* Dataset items
################
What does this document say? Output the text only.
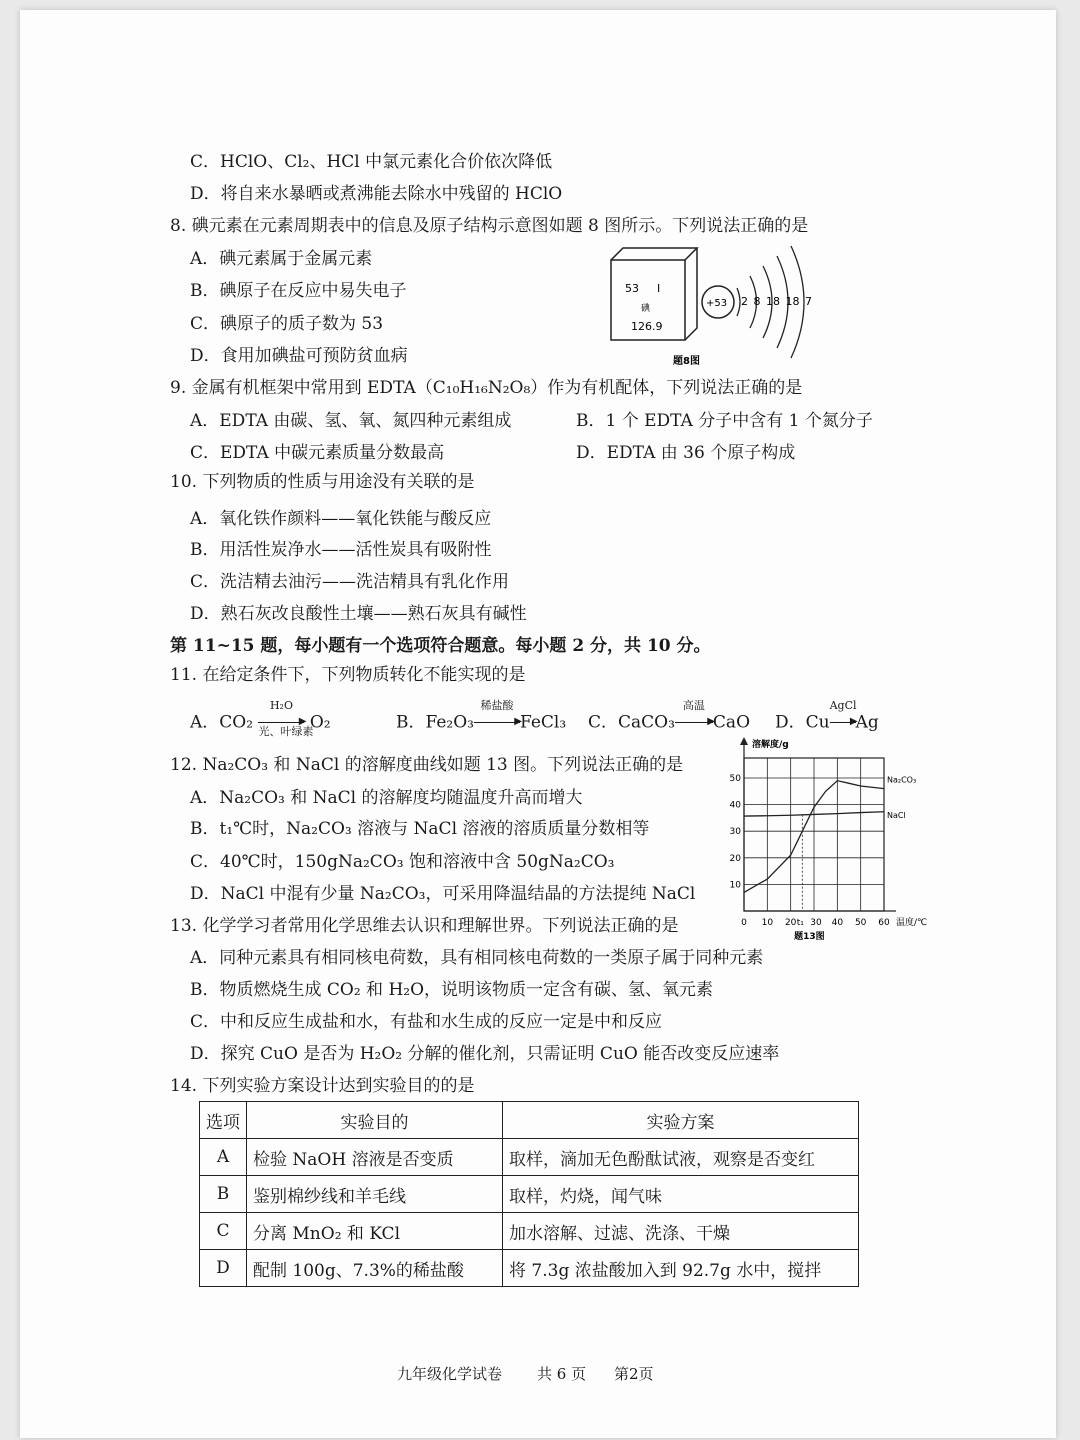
C．HClO、Cl₂、HCl 中氯元素化合价依次降低
D．将自来水暴晒或煮沸能去除水中残留的 HClO
8. 碘元素在元素周期表中的信息及原子结构示意图如题 8 图所示。下列说法正确的是
A．碘元素属于金属元素
B．碘原子在反应中易失电子
C．碘原子的质子数为 53
D．食用加碘盐可预防贫血病
53 I
碘
126.9
+53 2 8 18 18 7
题8图
9. 金属有机框架中常用到 EDTA（C₁₀H₁₆N₂O₈）作为有机配体，下列说法正确的是
A．EDTA 由碳、氢、氧、氮四种元素组成	B．1 个 EDTA 分子中含有 1 个氮分子
C．EDTA 中碳元素质量分数最高	D．EDTA 由 36 个原子构成
10. 下列物质的性质与用途没有关联的是
A．氧化铁作颜料——氧化铁能与酸反应
B．用活性炭净水——活性炭具有吸附性
C．洗洁精去油污——洗洁精具有乳化作用
D．熟石灰改良酸性土壤——熟石灰具有碱性
第 11~15 题，每小题有一个选项符合题意。每小题 2 分，共 10 分。
11. 在给定条件下，下列物质转化不能实现的是
A．CO₂
H₂O
▶
光、叶绿素
O₂	B．Fe₂O₃
稀盐酸
▶
FeCl₃ C．CaCO₃
高温
▶
CaO D．Cu
AgCl
▶
Ag
12. Na₂CO₃ 和 NaCl 的溶解度曲线如题 13 图。下列说法正确的是
A．Na₂CO₃ 和 NaCl 的溶解度均随温度升高而增大
B．t₁℃时，Na₂CO₃ 溶液与 NaCl 溶液的溶质质量分数相等
C．40℃时，150gNa₂CO₃ 饱和溶液中含 50gNa₂CO₃
D．NaCl 中混有少量 Na₂CO₃，可采用降温结晶的方法提纯 NaCl
溶解度/g
0 10 20 t₁ 30 40 50 60 温度/℃
10
20
30
40
50	Na₂CO₃
NaCl
题13图
13. 化学学习者常用化学思维去认识和理解世界。下列说法正确的是
A．同种元素具有相同核电荷数，具有相同核电荷数的一类原子属于同种元素
B．物质燃烧生成 CO₂ 和 H₂O，说明该物质一定含有碳、氢、氧元素
C．中和反应生成盐和水，有盐和水生成的反应一定是中和反应
D．探究 CuO 是否为 H₂O₂ 分解的催化剂，只需证明 CuO 能否改变反应速率
14. 下列实验方案设计达到实验目的的是
选项	实验目的	实验方案
A	检验 NaOH 溶液是否变质	取样，滴加无色酚酞试液，观察是否变红
B	鉴别棉纱线和羊毛线	取样，灼烧，闻气味
C	分离 MnO₂ 和 KCl	加水溶解、过滤、洗涤、干燥
D	配制 100g、7.3%的稀盐酸	将 7.3g 浓盐酸加入到 92.7g 水中，搅拌
九年级化学试卷 共 6 页 第2页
################
* Work to complete
Some lines of the data may hold the word "下列说法正确的是". Say how many do, with nothing else.

* Output
4